_Stated problem_. Can you print every record below exactly as written?

___ Material for this exercise

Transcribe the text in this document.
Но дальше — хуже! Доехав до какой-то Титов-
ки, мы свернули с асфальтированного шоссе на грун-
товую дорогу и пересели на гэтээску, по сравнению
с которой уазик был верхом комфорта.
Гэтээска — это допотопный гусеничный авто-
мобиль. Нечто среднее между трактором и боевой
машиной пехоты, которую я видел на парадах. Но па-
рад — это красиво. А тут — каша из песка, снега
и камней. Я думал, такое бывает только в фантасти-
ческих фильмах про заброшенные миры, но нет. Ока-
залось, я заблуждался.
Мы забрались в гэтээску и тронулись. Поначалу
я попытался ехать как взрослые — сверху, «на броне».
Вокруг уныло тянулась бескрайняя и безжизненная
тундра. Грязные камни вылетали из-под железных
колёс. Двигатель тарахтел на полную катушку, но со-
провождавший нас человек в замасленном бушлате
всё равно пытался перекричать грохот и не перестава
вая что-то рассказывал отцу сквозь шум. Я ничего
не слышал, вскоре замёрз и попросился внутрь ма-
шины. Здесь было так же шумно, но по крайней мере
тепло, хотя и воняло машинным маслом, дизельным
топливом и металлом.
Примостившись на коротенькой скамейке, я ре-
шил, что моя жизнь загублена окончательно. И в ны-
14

______

_Response below_.
Transcribe the text in this document.
Но дальше — хуже! Доехав до какой-то Титов-
ки, мы свернули с асфальтированного шоссе на грун-
товую дорогу и пересели на гэтээску, по сравнению
с которой уазик был верхом комфорта.
Гэтээска — это допотопный гусеничный авто-
мобиль. Нечто среднее между трактором и боевой
машиной пехоты, которую я видел на парадах. Но па-
рад — это красиво. А тут — каша из песка, снега
и камней. Я думал, такое бывает только в фантасти-
ческих фильмах про заброшенные миры, но нет. Ока-
залось, я заблуждался.
Мы забрались в гэтээску и тронулись. Поначалу
я попытался ехать как взрослые — сверху, «на броне».
Вокруг уныло тянулась бескрайняя и безжизненная
тундра. Грязные камни вылетали из-под железных
колёс. Двигатель тарахтел на полную катушку, но со-
провождавший нас человек в замасленном бушлате
всё равно пытался перекричать грохот и не перестава
вая что-то рассказывал отцу сквозь шум. Я ничего
не слышал, вскоре замёрз и попросился внутрь ма-
шины. Здесь было так же шумно, но по крайней мере
тепло, хотя и воняло машинным маслом, дизельным
топливом и металлом.
Примостившись на коротенькой скамейке, я ре-
шил, что моя жизнь загублена окончательно. И в ны-
14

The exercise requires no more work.